▶ [AIM A]
On what date did the applicant retire on superannuation, according to the tribunal order?
▶ [AIM B]
Return the stretch of the tribunal order from "2. Applicant while" through "not been proved.", copied verbatim.

▶ [TEXT BLOCK]
(begin)

Tosh Kumar Nichani vs Govt. Of Nct Of Delhi Through Chief ... on 26 March, 2010

      

  

  

 Central Administrative Tribunal
Principal Bench

OA No.3736/2009

New Delhi this the 26th day of March, 2010.

Honble Mr. Shanker Raju, Member (J)
Honble Dr. (Mrs.) Veena Chhotray, Member (A)


Tosh Kumar Nichani, S/o late Sh. Dharni Dhar Nichani, R/o Block No.1, House No.2, 2nd Floor, Subhash Nagar, New Delhi-110027.

-Applicants
(By Advocate Shri T.D. Yadav)

-Versus-


1.	Govt. of NCT of Delhi through Chief Secretary, Directorate of Education, I.P. Estate, New Delhi.

2.	The Director of Education, Directorate of Education, Old Secretariat, New Delhi.

3.	The Secretary, Director of Education, Old Secretariat, Govt. of NCT of Delhi, New Delhi.
-Respondents

(By Advocate Shri Ram Kanwar)

O R D E R
Honble Mr. Shanker Raju, Member (J):


Applicant, who retired on superannuation on 31.12.2006, has challenged, by way of this OA, an order passed by the respondents on 22.8.2006, imposing upon him a penalty of reduction to lower stage for a period of two years with cumulative effect. Also assailed is an order passed on 4.12.2006, whereby the period of suspension from 9.7.1999 to 24.3.2005 has been treated as not spent on duty. Applicant has further assailed appellate order dated 16.1.2009, upholding the penalty and treatment of suspension period.

2. Applicant while working as TGT (Social Science A) has been charged for running money committees collecting lakhs of rupees from people and staff members of the School. It is also alleged that applicant during this period has purchased certain properties. It is further alleged that on closure of money committees he has not returned money to the subscribers. On the basis of the finding recorded charge against the applicant has not been proved.

3. A disagreement note was served upon applicant on 27.12.2007, which has been elaborately responded to. The disciplinary authority (DA), without dealing with the contentions of the applicant, recorded the following observations to impose upon applicant a penalty:

The matter has been placed before me for decision. I have carefully gone through the reply dated 01/03/2006 of Sh. Tosh Kumar Nichani, TGT (Sc-A). As for article of charge-I, the Charged Official has again harped on the Registration issue. Notably, the chargesheet no where charges him of getting a finance company registered. It simply mentions the complete name of the firm by which it was known to/introduced to the customers. The Charged Official has blown this issue out of proportions and has thus successfully diverted the attention of Inquiry Officer from the main issue. On this very ground, the Inquiry Officer has freed Charged Official of the two main charges.
As for Article-II of the chargesheet, the Charged Official has himself admitted having indulged in sale/purchase of the properties (except two) although he has also produced documentary proof of giving information about them to the Department. There is nothing new in the reply of the Charged Official about article-III as well.
In these circumstances, I, find no merit in the representation of the Charge Official against the Disagreement Note and squarely hold him guilty of all the three charges.

4. The appellate authority when was sitting on the appeal, an order passed by the Tribunal led to disposal of the appeal of the applicant with the following observations:

I have heard Shri Tosh Kumar Nichani, TGT (Sc.) (Retd.) in person on 25.11.2008 and I have also gone through all the relevant files/documents. There are a number of statements from those teachers who have been cheated by Shri Tosh Kumar Nichani, TGT (SC.) (Retd.) and I have seen these letters. The charged official himself admitted during the enquiry to having indulged in the sale/purchase of the properties. I find that the Disciplinary Authority that is, the Director (Education) has examined the matter in depth and has given cogent and sound reasons for the Disagreement Note dated 27.12.2005. I agree with the Disciplinary Authority that the Inquiry Officer has not examined the case properly.

(end)

(Layout annotation data)
(begin)

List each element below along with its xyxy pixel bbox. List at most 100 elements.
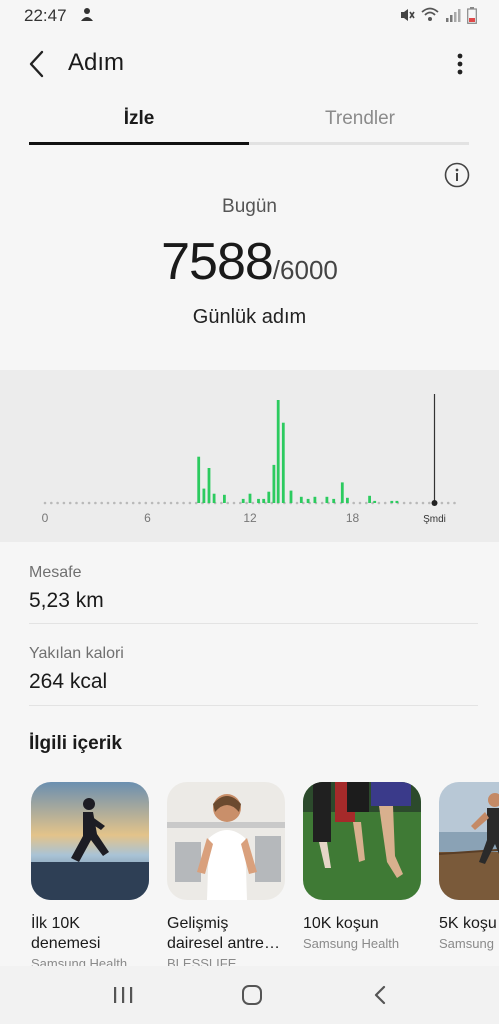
hourly-steps-chart: 0 6 12 18 Şmdi (0, 370, 499, 542)
distance-label: Mesafe (29, 564, 82, 581)
baseline-dot (169, 501, 173, 505)
home-button[interactable] (237, 983, 267, 1007)
baseline-dot (377, 501, 381, 505)
baseline-dot (409, 501, 412, 505)
x-tick-label: 6 (144, 511, 151, 525)
page-title: Adım (68, 49, 125, 76)
card-source: Samsung (439, 936, 494, 951)
content-card[interactable]: 10K koşun Samsung Health (303, 782, 421, 951)
back-button[interactable] (22, 48, 52, 80)
calories-label: Yakılan kalori (29, 645, 124, 662)
baseline-dot (150, 501, 154, 505)
baseline-dot (365, 501, 368, 505)
chart-bar (325, 496, 329, 503)
baseline-dot (100, 501, 103, 505)
baseline-dot (428, 501, 431, 505)
tab-trendler[interactable]: Trendler (250, 108, 470, 144)
baseline-dot (239, 501, 242, 505)
chart-bar (241, 498, 245, 503)
baseline-dot (56, 501, 59, 505)
runner-sunset-image (31, 782, 149, 900)
baseline-dot (245, 501, 248, 505)
info-icon[interactable] (444, 162, 470, 188)
baseline-dot (119, 501, 122, 505)
group-runners-image (303, 782, 421, 900)
chart-bar (340, 482, 344, 503)
chart-bar (313, 496, 317, 503)
wifi-icon (421, 7, 439, 21)
content-card[interactable]: Gelişmiş dairesel antre… BLESSLIFE (167, 782, 285, 971)
chart-bar (281, 422, 285, 503)
content-card[interactable]: 5K koşu Samsung (439, 782, 499, 951)
chart-bar (373, 500, 377, 503)
baseline-dot (138, 501, 141, 505)
more-options-button[interactable] (448, 50, 472, 78)
content-card[interactable]: İlk 10K denemesi Samsung Health (31, 782, 149, 971)
baseline-dot (163, 501, 166, 505)
chart-bar (395, 500, 399, 503)
baseline-dot (106, 501, 110, 505)
chart-bar (212, 493, 216, 503)
chart-bar (390, 500, 394, 503)
boardwalk-runners-image (439, 782, 499, 900)
signal-icon (446, 9, 461, 22)
chart-svg: 0 6 12 18 Şmdi (42, 394, 456, 525)
baseline-dot (144, 501, 148, 505)
chart-bar (248, 493, 252, 503)
baseline-dot (453, 501, 456, 505)
baseline-dot (358, 501, 362, 505)
baseline-dot (383, 501, 387, 505)
baseline-dot (125, 501, 129, 505)
chart-bar (332, 498, 336, 503)
x-tick-label: 12 (243, 511, 257, 525)
chart-bar (346, 497, 349, 503)
baseline-dot (94, 501, 97, 505)
baseline-dot (50, 501, 53, 505)
chart-bar (257, 498, 260, 503)
card-title: 5K koşu (439, 915, 497, 932)
tab-izle[interactable]: İzle (29, 108, 249, 144)
baseline-dot (352, 501, 356, 505)
card-title-line2: dairesel antre… (167, 935, 280, 952)
baseline-dot (188, 501, 192, 505)
chart-bar (207, 468, 211, 503)
baseline-dot (446, 501, 450, 505)
x-tick-label: 0 (42, 511, 49, 525)
chart-bar (289, 490, 293, 503)
card-title-line2: denemesi (31, 935, 101, 952)
baseline-dot (295, 501, 299, 505)
baseline-dot (75, 501, 78, 505)
today-label: Bugün (222, 196, 277, 217)
daily-steps-caption: Günlük adım (192, 306, 307, 328)
steps-goal: /6000 (272, 255, 338, 285)
distance-value: 5,23 km (29, 589, 104, 612)
status-time: 22:47 (24, 6, 67, 25)
baseline-dot (440, 501, 444, 505)
baseline-dot (113, 501, 116, 505)
recent-apps-button[interactable] (108, 983, 138, 1007)
chart-bar (276, 400, 280, 503)
system-back-button[interactable] (366, 983, 396, 1007)
baseline-dot (176, 501, 179, 505)
baseline-dot (415, 501, 419, 505)
divider (29, 705, 478, 706)
chart-bar (197, 456, 201, 503)
card-source: Samsung Health (303, 936, 400, 951)
divider (29, 623, 478, 624)
card-title: 10K koşun (303, 915, 379, 932)
baseline-dot (87, 501, 91, 505)
step-count: 7588/6000 (0, 232, 499, 292)
baseline-dot (43, 501, 47, 505)
baseline-dot (320, 501, 324, 505)
baseline-dot (421, 501, 425, 505)
x-tick-label: Şmdi (423, 514, 446, 525)
tab-active-indicator (29, 142, 249, 145)
baseline-dot (157, 501, 160, 505)
baseline-dot (68, 501, 72, 505)
baseline-dot (182, 501, 185, 505)
steps-value: 7588 (161, 233, 274, 291)
x-tick-label: 18 (346, 511, 360, 525)
status-icons (399, 6, 477, 24)
chart-bar (272, 464, 276, 503)
baseline-dot (226, 501, 229, 505)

(end)

▶ [WRITTEN SOLUTION A]
31.12.2006

▶ [WRITTEN SOLUTION B]
2. Applicant while working as TGT (Social Science A) has been charged for running money committees collecting lakhs of rupees from people and staff members of the School. It is also alleged that applicant during this period has purchased certain properties. It is further alleged that on closure of money committees he has not returned money to the subscribers. On the basis of the finding recorded charge against the applicant has not been proved.